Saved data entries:
+ + +
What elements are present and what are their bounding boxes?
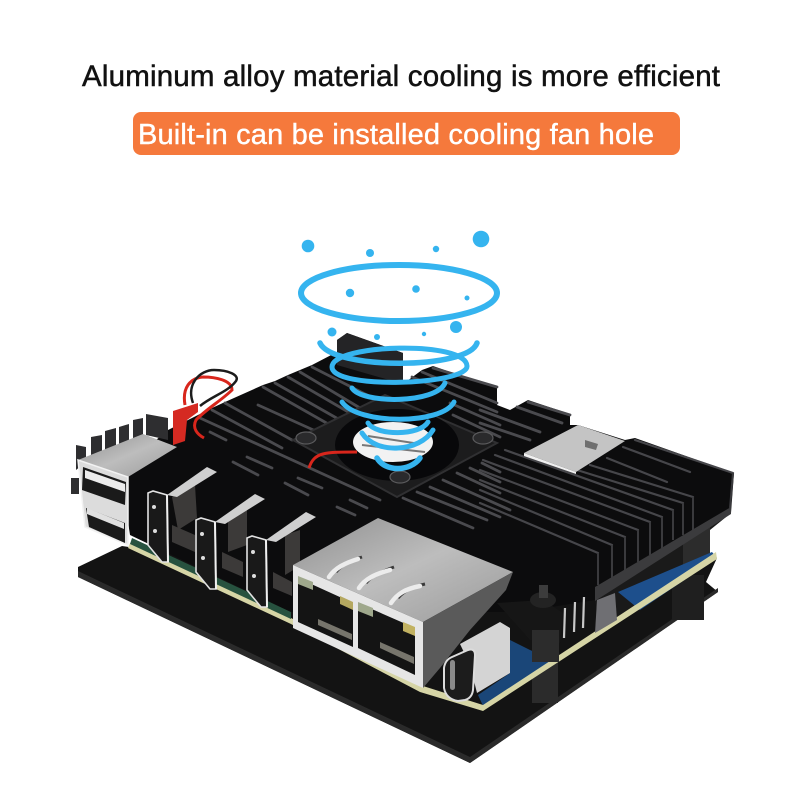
circuit board	[128, 538, 717, 711]
back and left fins	[200, 367, 570, 528]
HDMI fin blocks	[172, 485, 300, 596]
title: Aluminum alloy material cooling is more efficient	[82, 60, 720, 93]
subtitle pill: Built-in can be installed cooling fan hole	[138, 119, 654, 151]
dual Ethernet port	[293, 518, 513, 688]
USB-C port	[444, 622, 510, 701]
fan	[293, 395, 497, 497]
rear fin stubs beside USB	[71, 414, 168, 494]
fan wire	[309, 452, 357, 468]
HDMI port 2	[196, 494, 265, 589]
SD card slot	[524, 425, 625, 474]
power connector and wires	[173, 370, 237, 445]
standoffs	[532, 575, 704, 703]
dark space and standoff between heatsink and board	[595, 513, 731, 630]
label print	[362, 436, 425, 452]
fin end faces	[598, 473, 733, 585]
acrylic base plate	[78, 546, 718, 763]
front base strip of heatsink	[595, 507, 731, 601]
HDMI port 3	[247, 512, 316, 607]
airflow dots	[302, 231, 489, 340]
HDMI port 1	[148, 467, 217, 562]
metal latches	[329, 559, 420, 603]
USB port	[78, 434, 177, 545]
right side fins	[480, 440, 733, 553]
cooling airflow swirl	[301, 265, 497, 468]
latch slits	[336, 557, 425, 598]
screws	[296, 432, 493, 483]
heatsink	[71, 333, 734, 612]
tall rear fin block	[337, 333, 403, 384]
mounting post and pin header	[497, 585, 617, 662]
+ + +
Copy out the records word for word, from the line containing "538, 717, 711]" through the end of the records.

circuit board	[128, 538, 717, 711]
back and left fins	[200, 367, 570, 528]
HDMI fin blocks	[172, 485, 300, 596]
title: Aluminum alloy material cooling is more efficient	[82, 60, 720, 93]
subtitle pill: Built-in can be installed cooling fan hole	[138, 119, 654, 151]
dual Ethernet port	[293, 518, 513, 688]
USB-C port	[444, 622, 510, 701]
fan	[293, 395, 497, 497]
rear fin stubs beside USB	[71, 414, 168, 494]
fan wire	[309, 452, 357, 468]
HDMI port 2	[196, 494, 265, 589]
SD card slot	[524, 425, 625, 474]
power connector and wires	[173, 370, 237, 445]
standoffs	[532, 575, 704, 703]
dark space and standoff between heatsink and board	[595, 513, 731, 630]
label print	[362, 436, 425, 452]
fin end faces	[598, 473, 733, 585]
acrylic base plate	[78, 546, 718, 763]
front base strip of heatsink	[595, 507, 731, 601]
HDMI port 3	[247, 512, 316, 607]
airflow dots	[302, 231, 489, 340]
HDMI port 1	[148, 467, 217, 562]
metal latches	[329, 559, 420, 603]
USB port	[78, 434, 177, 545]
right side fins	[480, 440, 733, 553]
cooling airflow swirl	[301, 265, 497, 468]
latch slits	[336, 557, 425, 598]
screws	[296, 432, 493, 483]
heatsink	[71, 333, 734, 612]
tall rear fin block	[337, 333, 403, 384]
mounting post and pin header	[497, 585, 617, 662]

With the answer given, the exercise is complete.